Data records
============================================================
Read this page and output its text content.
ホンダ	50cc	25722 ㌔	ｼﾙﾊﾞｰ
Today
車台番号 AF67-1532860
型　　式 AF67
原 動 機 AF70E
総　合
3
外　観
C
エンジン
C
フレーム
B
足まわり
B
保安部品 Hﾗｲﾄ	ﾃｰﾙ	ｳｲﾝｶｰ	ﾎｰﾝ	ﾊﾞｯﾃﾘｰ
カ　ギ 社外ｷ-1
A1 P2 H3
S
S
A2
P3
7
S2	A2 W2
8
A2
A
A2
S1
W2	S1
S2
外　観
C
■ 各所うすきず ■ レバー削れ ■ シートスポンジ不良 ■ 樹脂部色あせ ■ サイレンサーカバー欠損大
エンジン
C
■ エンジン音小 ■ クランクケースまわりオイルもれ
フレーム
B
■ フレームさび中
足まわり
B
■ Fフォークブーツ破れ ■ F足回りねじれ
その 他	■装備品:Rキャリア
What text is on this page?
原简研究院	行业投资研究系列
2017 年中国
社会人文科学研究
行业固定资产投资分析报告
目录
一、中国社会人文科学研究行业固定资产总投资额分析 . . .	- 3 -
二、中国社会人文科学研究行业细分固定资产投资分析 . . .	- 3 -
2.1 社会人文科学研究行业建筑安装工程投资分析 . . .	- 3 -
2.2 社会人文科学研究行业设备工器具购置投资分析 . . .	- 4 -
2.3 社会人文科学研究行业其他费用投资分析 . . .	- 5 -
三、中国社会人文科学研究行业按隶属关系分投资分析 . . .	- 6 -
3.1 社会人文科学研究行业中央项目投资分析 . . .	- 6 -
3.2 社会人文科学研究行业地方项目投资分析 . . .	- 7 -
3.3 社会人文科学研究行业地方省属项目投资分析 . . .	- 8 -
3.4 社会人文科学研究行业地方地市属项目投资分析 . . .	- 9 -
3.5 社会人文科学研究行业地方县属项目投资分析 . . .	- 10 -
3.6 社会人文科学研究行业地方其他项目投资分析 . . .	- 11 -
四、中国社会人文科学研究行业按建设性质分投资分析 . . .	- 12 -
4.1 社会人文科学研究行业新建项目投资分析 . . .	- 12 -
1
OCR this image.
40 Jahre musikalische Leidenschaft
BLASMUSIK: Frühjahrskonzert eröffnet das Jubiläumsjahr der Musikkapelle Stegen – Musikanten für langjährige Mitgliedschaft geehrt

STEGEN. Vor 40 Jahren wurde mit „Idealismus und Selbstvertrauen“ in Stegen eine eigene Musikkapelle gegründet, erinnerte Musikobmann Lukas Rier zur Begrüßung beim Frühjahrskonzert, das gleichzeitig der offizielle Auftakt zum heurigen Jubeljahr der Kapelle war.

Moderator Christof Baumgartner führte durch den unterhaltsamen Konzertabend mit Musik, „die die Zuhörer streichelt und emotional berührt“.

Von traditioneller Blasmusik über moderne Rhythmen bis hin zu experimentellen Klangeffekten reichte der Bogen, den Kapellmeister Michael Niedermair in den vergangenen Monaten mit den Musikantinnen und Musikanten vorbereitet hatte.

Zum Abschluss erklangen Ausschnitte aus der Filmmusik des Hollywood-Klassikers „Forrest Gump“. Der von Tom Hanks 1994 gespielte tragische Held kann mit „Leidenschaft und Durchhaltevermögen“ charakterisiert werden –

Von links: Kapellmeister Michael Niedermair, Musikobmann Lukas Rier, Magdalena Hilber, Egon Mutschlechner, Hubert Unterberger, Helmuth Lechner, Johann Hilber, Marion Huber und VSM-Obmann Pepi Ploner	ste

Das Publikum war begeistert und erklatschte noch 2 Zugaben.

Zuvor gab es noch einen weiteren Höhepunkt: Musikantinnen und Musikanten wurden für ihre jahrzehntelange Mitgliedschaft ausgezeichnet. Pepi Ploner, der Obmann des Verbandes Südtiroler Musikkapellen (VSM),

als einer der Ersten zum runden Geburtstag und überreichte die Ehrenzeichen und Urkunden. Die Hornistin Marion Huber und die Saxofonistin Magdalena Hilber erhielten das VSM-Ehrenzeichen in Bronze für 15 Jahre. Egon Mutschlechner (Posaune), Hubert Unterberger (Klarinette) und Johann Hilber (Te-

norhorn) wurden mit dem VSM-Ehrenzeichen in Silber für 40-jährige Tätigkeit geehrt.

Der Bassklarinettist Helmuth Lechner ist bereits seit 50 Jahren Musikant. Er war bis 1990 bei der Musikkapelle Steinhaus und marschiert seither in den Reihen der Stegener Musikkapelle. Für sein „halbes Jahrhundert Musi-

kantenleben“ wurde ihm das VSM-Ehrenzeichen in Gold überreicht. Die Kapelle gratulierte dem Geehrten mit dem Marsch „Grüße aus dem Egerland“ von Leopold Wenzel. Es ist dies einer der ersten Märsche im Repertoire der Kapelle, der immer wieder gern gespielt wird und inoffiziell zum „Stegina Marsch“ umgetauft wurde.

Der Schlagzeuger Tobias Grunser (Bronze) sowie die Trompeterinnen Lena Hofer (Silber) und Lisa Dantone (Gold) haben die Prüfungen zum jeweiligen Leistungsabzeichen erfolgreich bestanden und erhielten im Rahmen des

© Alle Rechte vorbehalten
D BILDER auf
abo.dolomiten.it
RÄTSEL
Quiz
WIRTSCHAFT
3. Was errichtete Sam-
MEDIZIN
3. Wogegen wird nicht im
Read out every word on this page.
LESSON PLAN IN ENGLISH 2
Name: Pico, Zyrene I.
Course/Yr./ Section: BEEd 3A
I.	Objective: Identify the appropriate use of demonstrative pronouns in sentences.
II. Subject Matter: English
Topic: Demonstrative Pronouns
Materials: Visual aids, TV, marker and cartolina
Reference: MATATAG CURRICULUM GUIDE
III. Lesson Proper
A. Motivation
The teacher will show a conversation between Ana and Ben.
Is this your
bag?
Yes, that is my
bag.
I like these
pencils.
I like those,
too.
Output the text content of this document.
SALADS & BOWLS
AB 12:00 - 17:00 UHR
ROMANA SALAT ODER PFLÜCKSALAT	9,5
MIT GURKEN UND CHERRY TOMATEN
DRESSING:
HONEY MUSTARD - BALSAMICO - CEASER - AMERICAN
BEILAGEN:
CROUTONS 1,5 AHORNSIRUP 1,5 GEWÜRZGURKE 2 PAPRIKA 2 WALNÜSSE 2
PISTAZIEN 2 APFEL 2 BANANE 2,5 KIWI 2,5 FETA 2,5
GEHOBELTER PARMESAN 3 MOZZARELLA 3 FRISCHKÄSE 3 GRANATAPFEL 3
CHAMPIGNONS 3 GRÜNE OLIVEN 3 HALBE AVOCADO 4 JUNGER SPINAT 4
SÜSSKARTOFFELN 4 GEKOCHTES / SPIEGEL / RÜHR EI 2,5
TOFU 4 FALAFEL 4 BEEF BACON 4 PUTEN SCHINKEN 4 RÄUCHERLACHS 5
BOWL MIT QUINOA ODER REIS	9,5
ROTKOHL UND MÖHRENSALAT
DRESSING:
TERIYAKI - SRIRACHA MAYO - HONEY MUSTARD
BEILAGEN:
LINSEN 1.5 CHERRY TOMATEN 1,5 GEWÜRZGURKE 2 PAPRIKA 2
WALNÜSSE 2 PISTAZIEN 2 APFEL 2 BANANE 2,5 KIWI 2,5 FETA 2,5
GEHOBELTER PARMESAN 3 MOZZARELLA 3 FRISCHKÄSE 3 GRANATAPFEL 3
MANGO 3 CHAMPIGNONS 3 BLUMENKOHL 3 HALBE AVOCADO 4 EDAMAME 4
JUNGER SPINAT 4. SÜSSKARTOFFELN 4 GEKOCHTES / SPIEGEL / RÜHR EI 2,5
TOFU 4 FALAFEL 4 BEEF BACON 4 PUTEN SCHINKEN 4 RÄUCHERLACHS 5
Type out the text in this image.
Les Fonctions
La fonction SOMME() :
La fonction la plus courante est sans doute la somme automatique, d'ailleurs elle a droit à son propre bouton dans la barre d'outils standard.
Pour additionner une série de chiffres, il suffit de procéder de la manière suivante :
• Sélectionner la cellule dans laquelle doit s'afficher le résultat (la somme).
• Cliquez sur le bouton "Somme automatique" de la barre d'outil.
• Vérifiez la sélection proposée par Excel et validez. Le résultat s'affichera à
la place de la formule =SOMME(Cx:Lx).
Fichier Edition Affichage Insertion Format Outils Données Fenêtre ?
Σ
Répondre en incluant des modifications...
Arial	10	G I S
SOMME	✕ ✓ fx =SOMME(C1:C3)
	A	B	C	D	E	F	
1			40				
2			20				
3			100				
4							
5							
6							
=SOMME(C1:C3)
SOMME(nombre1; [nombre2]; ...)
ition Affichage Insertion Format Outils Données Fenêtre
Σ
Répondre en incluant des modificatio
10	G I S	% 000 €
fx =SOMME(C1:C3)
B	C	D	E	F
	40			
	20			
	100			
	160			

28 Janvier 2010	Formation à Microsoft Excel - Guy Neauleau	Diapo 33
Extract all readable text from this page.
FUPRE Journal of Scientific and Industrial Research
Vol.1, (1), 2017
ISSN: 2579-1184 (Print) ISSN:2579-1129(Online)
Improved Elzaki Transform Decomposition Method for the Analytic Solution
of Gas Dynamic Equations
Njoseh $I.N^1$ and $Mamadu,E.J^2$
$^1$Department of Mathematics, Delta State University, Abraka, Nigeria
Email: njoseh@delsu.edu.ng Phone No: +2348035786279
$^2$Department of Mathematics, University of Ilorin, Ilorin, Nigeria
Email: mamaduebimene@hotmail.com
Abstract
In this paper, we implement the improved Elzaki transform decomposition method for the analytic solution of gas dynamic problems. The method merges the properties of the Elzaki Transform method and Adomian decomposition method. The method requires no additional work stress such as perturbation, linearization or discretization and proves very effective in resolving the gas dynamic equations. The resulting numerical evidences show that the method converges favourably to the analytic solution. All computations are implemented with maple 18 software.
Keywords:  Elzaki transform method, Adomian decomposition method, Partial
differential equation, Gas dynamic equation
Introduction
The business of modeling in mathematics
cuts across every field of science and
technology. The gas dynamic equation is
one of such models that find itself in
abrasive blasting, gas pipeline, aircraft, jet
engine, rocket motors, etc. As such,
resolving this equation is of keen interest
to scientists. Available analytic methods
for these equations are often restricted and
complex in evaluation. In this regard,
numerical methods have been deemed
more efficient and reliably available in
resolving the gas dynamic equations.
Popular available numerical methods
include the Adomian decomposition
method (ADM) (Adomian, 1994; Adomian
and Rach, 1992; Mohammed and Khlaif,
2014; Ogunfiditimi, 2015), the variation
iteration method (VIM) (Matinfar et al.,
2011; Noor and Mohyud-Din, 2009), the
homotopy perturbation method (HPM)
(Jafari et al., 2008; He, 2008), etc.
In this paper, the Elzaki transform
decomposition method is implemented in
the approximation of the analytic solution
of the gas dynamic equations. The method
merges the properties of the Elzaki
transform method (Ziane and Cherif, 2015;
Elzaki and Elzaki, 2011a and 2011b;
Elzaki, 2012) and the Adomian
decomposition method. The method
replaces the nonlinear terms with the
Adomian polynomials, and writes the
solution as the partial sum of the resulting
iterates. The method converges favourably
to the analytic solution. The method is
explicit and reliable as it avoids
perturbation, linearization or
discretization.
============================================================
Copy out each line in the preceding records that contains "Jahren".

STEGEN. Vor 40 Jahren wurde mit „Idealismus und Selbstvertrauen“ in Stegen eine eigene Musikkapelle gegründet, erinnerte Musikobmann Lukas Rier zur Begrüßung beim Frühjahrskonzert, das gleichzeitig der offizielle Auftakt zum heurigen Jubeljahr der Kapelle war.
Der Bassklarinettist Helmuth Lechner ist bereits seit 50 Jahren Musikant. Er war bis 1990 bei der Musikkapelle Steinhaus und marschiert seither in den Reihen der Stegener Musikkapelle. Für sein „halbes Jahrhundert Musi-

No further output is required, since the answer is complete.